- **Written task**
Reproduce each line exactly, including spacing and punctuation.
-- -- --
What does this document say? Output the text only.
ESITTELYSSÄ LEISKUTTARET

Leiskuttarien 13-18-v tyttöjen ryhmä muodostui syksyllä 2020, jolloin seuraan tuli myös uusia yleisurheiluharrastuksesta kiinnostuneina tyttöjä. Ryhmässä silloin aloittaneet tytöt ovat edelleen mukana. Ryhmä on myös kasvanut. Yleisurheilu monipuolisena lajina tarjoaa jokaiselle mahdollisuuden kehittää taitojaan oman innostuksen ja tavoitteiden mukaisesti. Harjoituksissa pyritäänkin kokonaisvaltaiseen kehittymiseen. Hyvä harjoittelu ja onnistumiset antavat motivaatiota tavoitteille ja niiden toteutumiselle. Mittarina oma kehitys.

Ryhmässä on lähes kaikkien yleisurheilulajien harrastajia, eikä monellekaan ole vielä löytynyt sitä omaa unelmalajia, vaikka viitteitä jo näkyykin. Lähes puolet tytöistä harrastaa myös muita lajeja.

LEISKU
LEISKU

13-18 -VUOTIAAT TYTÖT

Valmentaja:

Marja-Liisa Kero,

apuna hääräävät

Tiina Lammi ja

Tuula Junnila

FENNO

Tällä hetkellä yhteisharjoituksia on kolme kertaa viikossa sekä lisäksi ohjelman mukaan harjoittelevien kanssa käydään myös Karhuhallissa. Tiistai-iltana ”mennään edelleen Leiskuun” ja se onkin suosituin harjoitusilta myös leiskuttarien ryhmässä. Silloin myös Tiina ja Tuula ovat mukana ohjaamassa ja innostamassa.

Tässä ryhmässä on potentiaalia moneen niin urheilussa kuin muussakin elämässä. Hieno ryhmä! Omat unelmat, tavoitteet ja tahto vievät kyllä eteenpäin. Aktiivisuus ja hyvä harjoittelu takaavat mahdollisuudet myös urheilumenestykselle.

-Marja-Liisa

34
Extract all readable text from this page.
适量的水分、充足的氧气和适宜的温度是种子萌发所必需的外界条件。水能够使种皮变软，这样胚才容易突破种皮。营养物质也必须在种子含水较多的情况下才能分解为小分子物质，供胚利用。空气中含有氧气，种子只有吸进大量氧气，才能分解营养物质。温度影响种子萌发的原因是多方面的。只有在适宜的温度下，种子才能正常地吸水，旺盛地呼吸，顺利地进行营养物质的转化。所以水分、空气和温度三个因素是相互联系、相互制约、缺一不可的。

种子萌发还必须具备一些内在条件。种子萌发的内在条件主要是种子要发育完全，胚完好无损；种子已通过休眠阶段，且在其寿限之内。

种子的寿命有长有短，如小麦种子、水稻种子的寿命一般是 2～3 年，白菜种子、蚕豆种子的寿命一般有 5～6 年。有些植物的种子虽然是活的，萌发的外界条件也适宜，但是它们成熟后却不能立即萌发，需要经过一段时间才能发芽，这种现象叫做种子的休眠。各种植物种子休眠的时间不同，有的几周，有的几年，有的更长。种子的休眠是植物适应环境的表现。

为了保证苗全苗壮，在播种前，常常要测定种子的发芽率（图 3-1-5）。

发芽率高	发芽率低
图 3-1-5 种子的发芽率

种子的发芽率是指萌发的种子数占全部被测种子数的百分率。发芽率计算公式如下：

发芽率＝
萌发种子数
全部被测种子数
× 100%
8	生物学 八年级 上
-- -- --
- **Solution to the exercise**
What does this document say? Output the text only.
ESITTELYSSÄ LEISKUTTARET

Leiskuttarien 13-18-v tyttöjen ryhmä muodostui syksyllä 2020, jolloin seuraan tuli myös uusia yleisurheiluharrastuksesta kiinnostuneina tyttöjä. Ryhmässä silloin aloittaneet tytöt ovat edelleen mukana. Ryhmä on myös kasvanut. Yleisurheilu monipuolisena lajina tarjoaa jokaiselle mahdollisuuden kehittää taitojaan oman innostuksen ja tavoitteiden mukaisesti. Harjoituksissa pyritäänkin kokonaisvaltaiseen kehittymiseen. Hyvä harjoittelu ja onnistumiset antavat motivaatiota tavoitteille ja niiden toteutumiselle. Mittarina oma kehitys.

Ryhmässä on lähes kaikkien yleisurheilulajien harrastajia, eikä monellekaan ole vielä löytynyt sitä omaa unelmalajia, vaikka viitteitä jo näkyykin. Lähes puolet tytöistä harrastaa myös muita lajeja.

LEISKU
LEISKU

13-18 -VUOTIAAT TYTÖT

Valmentaja:

Marja-Liisa Kero,

apuna hääräävät

Tiina Lammi ja

Tuula Junnila

FENNO

Tällä hetkellä yhteisharjoituksia on kolme kertaa viikossa sekä lisäksi ohjelman mukaan harjoittelevien kanssa käydään myös Karhuhallissa. Tiistai-iltana ”mennään edelleen Leiskuun” ja se onkin suosituin harjoitusilta myös leiskuttarien ryhmässä. Silloin myös Tiina ja Tuula ovat mukana ohjaamassa ja innostamassa.

Tässä ryhmässä on potentiaalia moneen niin urheilussa kuin muussakin elämässä. Hieno ryhmä! Omat unelmat, tavoitteet ja tahto vievät kyllä eteenpäin. Aktiivisuus ja hyvä harjoittelu takaavat mahdollisuudet myös urheilumenestykselle.

-Marja-Liisa

34
Extract all readable text from this page.
适量的水分、充足的氧气和适宜的温度是种子萌发所必需的外界条件。水能够使种皮变软，这样胚才容易突破种皮。营养物质也必须在种子含水较多的情况下才能分解为小分子物质，供胚利用。空气中含有氧气，种子只有吸进大量氧气，才能分解营养物质。温度影响种子萌发的原因是多方面的。只有在适宜的温度下，种子才能正常地吸水，旺盛地呼吸，顺利地进行营养物质的转化。所以水分、空气和温度三个因素是相互联系、相互制约、缺一不可的。

种子萌发还必须具备一些内在条件。种子萌发的内在条件主要是种子要发育完全，胚完好无损；种子已通过休眠阶段，且在其寿限之内。

种子的寿命有长有短，如小麦种子、水稻种子的寿命一般是 2～3 年，白菜种子、蚕豆种子的寿命一般有 5～6 年。有些植物的种子虽然是活的，萌发的外界条件也适宜，但是它们成熟后却不能立即萌发，需要经过一段时间才能发芽，这种现象叫做种子的休眠。各种植物种子休眠的时间不同，有的几周，有的几年，有的更长。种子的休眠是植物适应环境的表现。

为了保证苗全苗壮，在播种前，常常要测定种子的发芽率（图 3-1-5）。

发芽率高	发芽率低
图 3-1-5 种子的发芽率

种子的发芽率是指萌发的种子数占全部被测种子数的百分率。发芽率计算公式如下：

发芽率＝
萌发种子数
全部被测种子数
× 100%
8	生物学 八年级 上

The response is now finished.